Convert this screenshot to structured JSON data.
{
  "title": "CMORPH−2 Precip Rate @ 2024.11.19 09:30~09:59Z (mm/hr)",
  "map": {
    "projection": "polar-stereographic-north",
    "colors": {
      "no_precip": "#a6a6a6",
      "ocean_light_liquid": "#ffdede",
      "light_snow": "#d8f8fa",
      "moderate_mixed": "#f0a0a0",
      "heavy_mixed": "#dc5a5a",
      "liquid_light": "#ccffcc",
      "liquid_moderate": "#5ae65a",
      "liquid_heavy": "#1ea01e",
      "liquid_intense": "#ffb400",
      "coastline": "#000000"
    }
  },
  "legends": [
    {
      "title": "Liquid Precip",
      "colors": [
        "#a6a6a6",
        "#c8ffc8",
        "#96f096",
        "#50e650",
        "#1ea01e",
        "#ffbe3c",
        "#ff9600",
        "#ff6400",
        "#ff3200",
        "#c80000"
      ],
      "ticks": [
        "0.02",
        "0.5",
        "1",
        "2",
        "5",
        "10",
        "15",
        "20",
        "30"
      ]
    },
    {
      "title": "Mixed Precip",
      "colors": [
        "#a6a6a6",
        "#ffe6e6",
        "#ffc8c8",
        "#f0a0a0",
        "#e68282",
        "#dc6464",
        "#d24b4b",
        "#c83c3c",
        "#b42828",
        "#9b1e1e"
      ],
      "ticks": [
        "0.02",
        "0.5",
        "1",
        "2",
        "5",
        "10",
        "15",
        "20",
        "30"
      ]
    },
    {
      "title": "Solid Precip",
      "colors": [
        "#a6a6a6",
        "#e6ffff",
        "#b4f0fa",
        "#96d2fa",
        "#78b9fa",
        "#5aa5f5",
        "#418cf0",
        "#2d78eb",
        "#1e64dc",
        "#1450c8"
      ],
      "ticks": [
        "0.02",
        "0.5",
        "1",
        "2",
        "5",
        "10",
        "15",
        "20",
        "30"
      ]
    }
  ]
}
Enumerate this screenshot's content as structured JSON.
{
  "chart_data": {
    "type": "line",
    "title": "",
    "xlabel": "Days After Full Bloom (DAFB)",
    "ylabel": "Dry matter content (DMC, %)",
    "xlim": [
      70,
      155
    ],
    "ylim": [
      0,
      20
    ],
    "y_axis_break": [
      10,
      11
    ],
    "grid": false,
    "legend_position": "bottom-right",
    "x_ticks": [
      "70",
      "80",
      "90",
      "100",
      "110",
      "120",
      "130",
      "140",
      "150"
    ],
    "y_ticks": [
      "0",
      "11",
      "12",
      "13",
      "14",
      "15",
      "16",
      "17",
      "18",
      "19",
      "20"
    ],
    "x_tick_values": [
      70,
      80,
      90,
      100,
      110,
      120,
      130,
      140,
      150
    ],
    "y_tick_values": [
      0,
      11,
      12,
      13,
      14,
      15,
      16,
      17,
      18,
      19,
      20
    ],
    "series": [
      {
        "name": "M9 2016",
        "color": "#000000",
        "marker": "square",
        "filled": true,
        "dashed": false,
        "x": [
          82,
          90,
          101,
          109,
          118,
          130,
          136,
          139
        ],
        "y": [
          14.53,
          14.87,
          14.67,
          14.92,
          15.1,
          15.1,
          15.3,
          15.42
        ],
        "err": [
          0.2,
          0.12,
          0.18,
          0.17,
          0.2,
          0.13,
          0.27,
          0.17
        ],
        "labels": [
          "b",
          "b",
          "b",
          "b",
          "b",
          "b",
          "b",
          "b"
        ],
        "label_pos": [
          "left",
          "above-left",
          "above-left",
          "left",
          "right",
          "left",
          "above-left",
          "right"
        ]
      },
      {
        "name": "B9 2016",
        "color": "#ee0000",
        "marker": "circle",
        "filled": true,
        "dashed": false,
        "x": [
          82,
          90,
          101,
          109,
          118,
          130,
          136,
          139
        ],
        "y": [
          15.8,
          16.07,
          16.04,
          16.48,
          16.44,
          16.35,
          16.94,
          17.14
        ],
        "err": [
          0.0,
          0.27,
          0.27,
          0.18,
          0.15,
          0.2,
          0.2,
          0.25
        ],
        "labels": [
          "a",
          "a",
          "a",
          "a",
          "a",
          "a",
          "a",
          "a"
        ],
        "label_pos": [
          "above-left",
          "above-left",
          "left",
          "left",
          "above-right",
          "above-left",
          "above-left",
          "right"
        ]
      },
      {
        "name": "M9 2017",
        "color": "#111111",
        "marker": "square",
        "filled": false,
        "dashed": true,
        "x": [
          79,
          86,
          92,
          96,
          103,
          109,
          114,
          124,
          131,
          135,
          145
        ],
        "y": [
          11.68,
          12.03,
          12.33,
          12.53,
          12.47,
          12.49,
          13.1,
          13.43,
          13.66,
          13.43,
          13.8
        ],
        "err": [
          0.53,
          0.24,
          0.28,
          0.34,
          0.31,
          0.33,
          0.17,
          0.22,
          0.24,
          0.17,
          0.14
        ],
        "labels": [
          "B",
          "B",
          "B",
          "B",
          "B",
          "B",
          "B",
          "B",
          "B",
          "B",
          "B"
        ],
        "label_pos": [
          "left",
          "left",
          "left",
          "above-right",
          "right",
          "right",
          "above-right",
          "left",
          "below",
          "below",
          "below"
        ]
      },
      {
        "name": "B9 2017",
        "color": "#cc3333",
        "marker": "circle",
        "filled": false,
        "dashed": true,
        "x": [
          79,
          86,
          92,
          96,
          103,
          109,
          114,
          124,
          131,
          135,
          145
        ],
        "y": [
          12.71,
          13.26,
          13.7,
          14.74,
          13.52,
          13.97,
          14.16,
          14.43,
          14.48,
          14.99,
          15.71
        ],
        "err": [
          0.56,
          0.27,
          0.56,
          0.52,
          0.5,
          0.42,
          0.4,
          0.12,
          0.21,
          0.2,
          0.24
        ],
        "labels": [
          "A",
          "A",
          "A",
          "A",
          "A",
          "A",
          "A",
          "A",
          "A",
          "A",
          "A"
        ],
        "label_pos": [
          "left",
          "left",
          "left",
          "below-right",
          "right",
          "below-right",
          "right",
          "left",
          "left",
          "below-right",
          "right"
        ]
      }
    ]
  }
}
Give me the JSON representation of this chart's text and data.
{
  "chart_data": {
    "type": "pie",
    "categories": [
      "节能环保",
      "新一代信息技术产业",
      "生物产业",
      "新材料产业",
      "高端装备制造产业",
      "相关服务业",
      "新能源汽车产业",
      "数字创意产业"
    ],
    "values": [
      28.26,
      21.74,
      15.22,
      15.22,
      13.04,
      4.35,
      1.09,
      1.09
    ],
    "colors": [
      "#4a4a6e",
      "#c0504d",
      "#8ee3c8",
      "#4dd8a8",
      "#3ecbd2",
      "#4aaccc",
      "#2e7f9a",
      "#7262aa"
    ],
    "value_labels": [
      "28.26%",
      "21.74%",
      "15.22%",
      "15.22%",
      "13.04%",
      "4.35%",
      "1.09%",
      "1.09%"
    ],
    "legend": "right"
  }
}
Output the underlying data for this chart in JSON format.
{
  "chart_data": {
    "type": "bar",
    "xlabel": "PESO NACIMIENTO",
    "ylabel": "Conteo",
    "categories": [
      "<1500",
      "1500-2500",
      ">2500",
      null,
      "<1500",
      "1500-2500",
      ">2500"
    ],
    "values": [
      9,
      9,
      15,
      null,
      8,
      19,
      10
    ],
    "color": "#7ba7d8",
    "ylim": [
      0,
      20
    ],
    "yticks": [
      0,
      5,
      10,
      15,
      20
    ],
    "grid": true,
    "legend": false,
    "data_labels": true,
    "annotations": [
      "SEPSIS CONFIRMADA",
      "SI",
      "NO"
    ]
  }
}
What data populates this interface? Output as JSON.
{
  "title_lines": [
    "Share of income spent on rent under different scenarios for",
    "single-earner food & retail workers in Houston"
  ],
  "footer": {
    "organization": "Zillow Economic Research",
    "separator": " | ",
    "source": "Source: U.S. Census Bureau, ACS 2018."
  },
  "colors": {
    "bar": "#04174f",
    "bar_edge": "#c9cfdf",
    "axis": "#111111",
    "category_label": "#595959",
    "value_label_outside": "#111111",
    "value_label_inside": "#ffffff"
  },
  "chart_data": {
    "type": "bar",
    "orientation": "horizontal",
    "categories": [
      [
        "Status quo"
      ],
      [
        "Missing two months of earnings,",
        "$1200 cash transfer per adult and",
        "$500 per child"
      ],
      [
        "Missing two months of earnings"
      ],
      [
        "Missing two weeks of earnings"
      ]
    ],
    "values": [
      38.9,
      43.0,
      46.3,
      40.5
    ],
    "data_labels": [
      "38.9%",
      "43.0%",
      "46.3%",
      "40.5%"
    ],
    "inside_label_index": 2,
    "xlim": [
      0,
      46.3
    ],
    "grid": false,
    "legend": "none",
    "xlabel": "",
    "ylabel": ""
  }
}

What this task involves –
Repeat only the stretch of lines that opens with the line containing "What data populates" and closes with the final line of the entries, both included, exactly as written.

Written solution –
What data populates this interface? Output as JSON.
{
  "title_lines": [
    "Share of income spent on rent under different scenarios for",
    "single-earner food & retail workers in Houston"
  ],
  "footer": {
    "organization": "Zillow Economic Research",
    "separator": " | ",
    "source": "Source: U.S. Census Bureau, ACS 2018."
  },
  "colors": {
    "bar": "#04174f",
    "bar_edge": "#c9cfdf",
    "axis": "#111111",
    "category_label": "#595959",
    "value_label_outside": "#111111",
    "value_label_inside": "#ffffff"
  },
  "chart_data": {
    "type": "bar",
    "orientation": "horizontal",
    "categories": [
      [
        "Status quo"
      ],
      [
        "Missing two months of earnings,",
        "$1200 cash transfer per adult and",
        "$500 per child"
      ],
      [
        "Missing two months of earnings"
      ],
      [
        "Missing two weeks of earnings"
      ]
    ],
    "values": [
      38.9,
      43.0,
      46.3,
      40.5
    ],
    "data_labels": [
      "38.9%",
      "43.0%",
      "46.3%",
      "40.5%"
    ],
    "inside_label_index": 2,
    "xlim": [
      0,
      46.3
    ],
    "grid": false,
    "legend": "none",
    "xlabel": "",
    "ylabel": ""
  }
}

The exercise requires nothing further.